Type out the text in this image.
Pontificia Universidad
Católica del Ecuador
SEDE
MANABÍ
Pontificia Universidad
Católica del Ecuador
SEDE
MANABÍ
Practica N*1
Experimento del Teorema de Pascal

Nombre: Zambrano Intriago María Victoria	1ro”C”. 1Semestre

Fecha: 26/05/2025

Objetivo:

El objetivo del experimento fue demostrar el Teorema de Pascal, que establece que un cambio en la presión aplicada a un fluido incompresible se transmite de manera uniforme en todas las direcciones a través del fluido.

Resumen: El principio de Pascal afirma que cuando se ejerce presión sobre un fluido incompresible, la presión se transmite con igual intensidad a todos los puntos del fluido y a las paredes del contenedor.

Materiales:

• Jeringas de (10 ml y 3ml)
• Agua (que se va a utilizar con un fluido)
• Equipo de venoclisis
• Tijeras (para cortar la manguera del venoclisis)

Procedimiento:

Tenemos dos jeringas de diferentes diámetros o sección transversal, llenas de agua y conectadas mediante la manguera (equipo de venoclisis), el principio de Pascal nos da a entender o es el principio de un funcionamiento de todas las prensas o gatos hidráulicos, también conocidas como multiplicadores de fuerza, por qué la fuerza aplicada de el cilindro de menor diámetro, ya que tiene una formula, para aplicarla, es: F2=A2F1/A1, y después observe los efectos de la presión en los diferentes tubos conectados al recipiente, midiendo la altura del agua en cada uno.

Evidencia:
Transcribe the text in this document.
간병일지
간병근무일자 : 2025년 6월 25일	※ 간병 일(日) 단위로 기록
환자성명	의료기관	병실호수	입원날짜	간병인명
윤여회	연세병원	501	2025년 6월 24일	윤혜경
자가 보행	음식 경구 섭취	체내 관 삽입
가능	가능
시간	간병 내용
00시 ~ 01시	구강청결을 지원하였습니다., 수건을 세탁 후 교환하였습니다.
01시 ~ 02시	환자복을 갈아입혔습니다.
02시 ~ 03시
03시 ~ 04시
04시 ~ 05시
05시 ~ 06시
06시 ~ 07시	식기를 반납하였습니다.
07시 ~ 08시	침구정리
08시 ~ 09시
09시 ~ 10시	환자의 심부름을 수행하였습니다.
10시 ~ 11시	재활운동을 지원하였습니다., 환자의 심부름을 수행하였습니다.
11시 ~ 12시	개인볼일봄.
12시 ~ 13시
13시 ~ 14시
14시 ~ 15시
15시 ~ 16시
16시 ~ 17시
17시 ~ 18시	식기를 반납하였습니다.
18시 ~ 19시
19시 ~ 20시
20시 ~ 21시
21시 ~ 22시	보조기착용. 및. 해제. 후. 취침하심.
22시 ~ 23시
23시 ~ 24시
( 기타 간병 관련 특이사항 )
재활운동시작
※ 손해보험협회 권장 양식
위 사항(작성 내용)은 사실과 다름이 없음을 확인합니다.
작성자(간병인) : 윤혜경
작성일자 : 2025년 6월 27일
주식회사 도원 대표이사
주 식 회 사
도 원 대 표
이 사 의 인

Exercise goal
Copy each line of the listing in which the word "aplicada" can be found.

Final result
El objetivo del experimento fue demostrar el Teorema de Pascal, que establece que un cambio en la presión aplicada a un fluido incompresible se transmite de manera uniforme en todas las direcciones a través del fluido.
Tenemos dos jeringas de diferentes diámetros o sección transversal, llenas de agua y conectadas mediante la manguera (equipo de venoclisis), el principio de Pascal nos da a entender o es el principio de un funcionamiento de todas las prensas o gatos hidráulicos, también conocidas como multiplicadores de fuerza, por qué la fuerza aplicada de el cilindro de menor diámetro, ya que tiene una formula, para aplicarla, es: F2=A2F1/A1, y después observe los efectos de la presión en los diferentes tubos conectados al recipiente, midiendo la altura del agua en cada uno.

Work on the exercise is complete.